Data in this exercise start
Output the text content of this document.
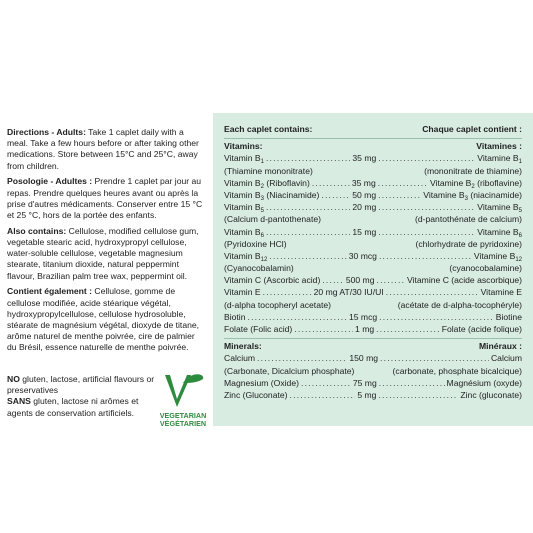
Directions - Adults: Take 1 caplet daily with a meal. Take a few hours before or after taking other medications. Store between 15°C and 25°C, away from children.

Posologie - Adultes : Prendre 1 caplet par jour au repas. Prendre quelques heures avant ou après la prise d'autres médicaments. Conserver entre 15 °C et 25 °C, hors de la portée des enfants.

Also contains: Cellulose, modified cellulose gum, vegetable stearic acid, hydroxypropyl cellulose, water-soluble cellulose, vegetable magnesium stearate, titanium dioxide, natural peppermint flavour, Brazilian palm tree wax, peppermint oil.

Contient également : Cellulose, gomme de cellulose modifiée, acide stéarique végétal, hydroxypropylcellulose, cellulose hydrosoluble, stéarate de magnésium végétal, dioxyde de titane, arôme naturel de menthe poivrée, cire de palmier du Brésil, essence naturelle de menthe poivrée.

NO gluten, lactose, artificial flavours or preservatives
SANS gluten, lactose ni arômes et agents de conservation artificiels.	VEGETARIAN
VÉGÉTARIEN
Each caplet contains:	Chaque caplet contient :
Vitamins:	Vitamines :
Vitamin $B_1$ .....	35 mg .....	Vitamine $B_1$
(Thiamine mononitrate)	(mononitrate de thiamine)
Vitamin $B_2$ (Riboflavin) .....	35 mg .....	Vitamine $B_2$ (riboflavine)
Vitamin $B_3$ (Niacinamide) .....	50 mg .....	Vitamine $B_3$ (niacinamide)
Vitamin $B_5$ .....	20 mg .....	Vitamine $B_5$
(Calcium d-pantothenate)	(d-pantothénate de calcium)
Vitamin $B_6$ .....	15 mg .....	Vitamine $B_6$
(Pyridoxine HCl)	(chlorhydrate de pyridoxine)
Vitamin $B_{12}$ .....	30 mcg .....	Vitamine $B_{12}$
(Cyanocobalamin)	(cyanocobalamine)
Vitamin C (Ascorbic acid) .....	500 mg .....	Vitamine C (acide ascorbique)
Vitamin E .....	20 mg AT/30 IU/UI .....	Vitamine E
(d-alpha tocopheryl acetate)	(acétate de d-alpha-tocophéryle)
Biotin .....	15 mcg .....	Biotine
Folate (Folic acid) .....	1 mg .....	Folate (acide folique)
Minerals:	Minéraux :
Calcium .....	150 mg .....	Calcium
(Carbonate, Dicalcium phosphate)	(carbonate, phosphate bicalcique)
Magnesium (Oxide) .....	75 mg .....	Magnésium (oxyde)
Zinc (Gluconate) .....	5 mg .....	Zinc (gluconate)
Data in this exercise end
Your task: Copy every entry word for word, but omit the pictures.

The answer:
Output the text content of this document.
Directions - Adults: Take 1 caplet daily with a meal. Take a few hours before or after taking other medications. Store between 15°C and 25°C, away from children.

Posologie - Adultes : Prendre 1 caplet par jour au repas. Prendre quelques heures avant ou après la prise d'autres médicaments. Conserver entre 15 °C et 25 °C, hors de la portée des enfants.

Also contains: Cellulose, modified cellulose gum, vegetable stearic acid, hydroxypropyl cellulose, water-soluble cellulose, vegetable magnesium stearate, titanium dioxide, natural peppermint flavour, Brazilian palm tree wax, peppermint oil.

Contient également : Cellulose, gomme de cellulose modifiée, acide stéarique végétal, hydroxypropylcellulose, cellulose hydrosoluble, stéarate de magnésium végétal, dioxyde de titane, arôme naturel de menthe poivrée, cire de palmier du Brésil, essence naturelle de menthe poivrée.

NO gluten, lactose, artificial flavours or preservatives
SANS gluten, lactose ni arômes et agents de conservation artificiels.	VEGETARIAN
VÉGÉTARIEN
Each caplet contains:	Chaque caplet contient :
Vitamins:	Vitamines :
Vitamin $B_1$ .....	35 mg .....	Vitamine $B_1$
(Thiamine mononitrate)	(mononitrate de thiamine)
Vitamin $B_2$ (Riboflavin) .....	35 mg .....	Vitamine $B_2$ (riboflavine)
Vitamin $B_3$ (Niacinamide) .....	50 mg .....	Vitamine $B_3$ (niacinamide)
Vitamin $B_5$ .....	20 mg .....	Vitamine $B_5$
(Calcium d-pantothenate)	(d-pantothénate de calcium)
Vitamin $B_6$ .....	15 mg .....	Vitamine $B_6$
(Pyridoxine HCl)	(chlorhydrate de pyridoxine)
Vitamin $B_{12}$ .....	30 mcg .....	Vitamine $B_{12}$
(Cyanocobalamin)	(cyanocobalamine)
Vitamin C (Ascorbic acid) .....	500 mg .....	Vitamine C (acide ascorbique)
Vitamin E .....	20 mg AT/30 IU/UI .....	Vitamine E
(d-alpha tocopheryl acetate)	(acétate de d-alpha-tocophéryle)
Biotin .....	15 mcg .....	Biotine
Folate (Folic acid) .....	1 mg .....	Folate (acide folique)
Minerals:	Minéraux :
Calcium .....	150 mg .....	Calcium
(Carbonate, Dicalcium phosphate)	(carbonate, phosphate bicalcique)
Magnesium (Oxide) .....	75 mg .....	Magnésium (oxyde)
Zinc (Gluconate) .....	5 mg .....	Zinc (gluconate)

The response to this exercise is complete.